_What the exercise asks_
Take from the listing each line that has the string "this".

[Recorded data]
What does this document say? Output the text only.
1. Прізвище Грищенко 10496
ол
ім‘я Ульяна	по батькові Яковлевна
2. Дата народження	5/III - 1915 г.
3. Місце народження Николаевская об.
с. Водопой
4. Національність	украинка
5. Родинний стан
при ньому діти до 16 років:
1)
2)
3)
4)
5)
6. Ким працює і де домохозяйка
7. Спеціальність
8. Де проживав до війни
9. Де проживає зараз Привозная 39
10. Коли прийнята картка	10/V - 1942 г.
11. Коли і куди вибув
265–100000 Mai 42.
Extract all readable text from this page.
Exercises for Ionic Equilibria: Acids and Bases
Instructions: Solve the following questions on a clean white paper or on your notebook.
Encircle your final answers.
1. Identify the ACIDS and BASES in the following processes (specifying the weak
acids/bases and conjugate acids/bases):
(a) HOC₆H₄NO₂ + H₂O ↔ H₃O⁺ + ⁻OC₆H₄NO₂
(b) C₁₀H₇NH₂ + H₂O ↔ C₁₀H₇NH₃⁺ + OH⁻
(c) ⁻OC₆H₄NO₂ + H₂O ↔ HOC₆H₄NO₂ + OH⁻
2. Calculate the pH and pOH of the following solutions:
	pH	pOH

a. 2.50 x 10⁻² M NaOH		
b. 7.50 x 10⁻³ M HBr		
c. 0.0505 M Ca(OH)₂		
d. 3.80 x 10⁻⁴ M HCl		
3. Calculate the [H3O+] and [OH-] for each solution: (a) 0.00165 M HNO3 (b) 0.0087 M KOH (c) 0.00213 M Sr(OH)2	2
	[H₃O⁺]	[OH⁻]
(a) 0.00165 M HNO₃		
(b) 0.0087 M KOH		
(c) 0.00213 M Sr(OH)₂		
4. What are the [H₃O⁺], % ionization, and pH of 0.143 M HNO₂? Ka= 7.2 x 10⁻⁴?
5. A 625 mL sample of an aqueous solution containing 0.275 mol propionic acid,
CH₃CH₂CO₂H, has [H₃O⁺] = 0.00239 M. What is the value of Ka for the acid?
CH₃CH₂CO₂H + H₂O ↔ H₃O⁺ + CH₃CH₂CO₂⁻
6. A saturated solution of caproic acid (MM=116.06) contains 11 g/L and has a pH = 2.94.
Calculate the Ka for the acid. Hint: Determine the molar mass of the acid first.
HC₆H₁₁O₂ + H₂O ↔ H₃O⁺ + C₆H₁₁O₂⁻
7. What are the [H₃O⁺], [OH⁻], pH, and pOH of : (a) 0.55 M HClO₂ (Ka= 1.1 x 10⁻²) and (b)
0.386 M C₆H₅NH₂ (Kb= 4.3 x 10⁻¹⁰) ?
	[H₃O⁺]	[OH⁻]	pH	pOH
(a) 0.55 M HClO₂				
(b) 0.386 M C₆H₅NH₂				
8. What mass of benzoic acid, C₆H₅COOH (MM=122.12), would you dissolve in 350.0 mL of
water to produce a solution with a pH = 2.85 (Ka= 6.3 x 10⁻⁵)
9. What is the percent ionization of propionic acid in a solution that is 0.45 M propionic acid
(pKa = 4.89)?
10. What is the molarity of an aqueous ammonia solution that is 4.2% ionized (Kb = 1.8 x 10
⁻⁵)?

_Task solution_
What does this document say? Output the text only.
Extract all readable text from this page.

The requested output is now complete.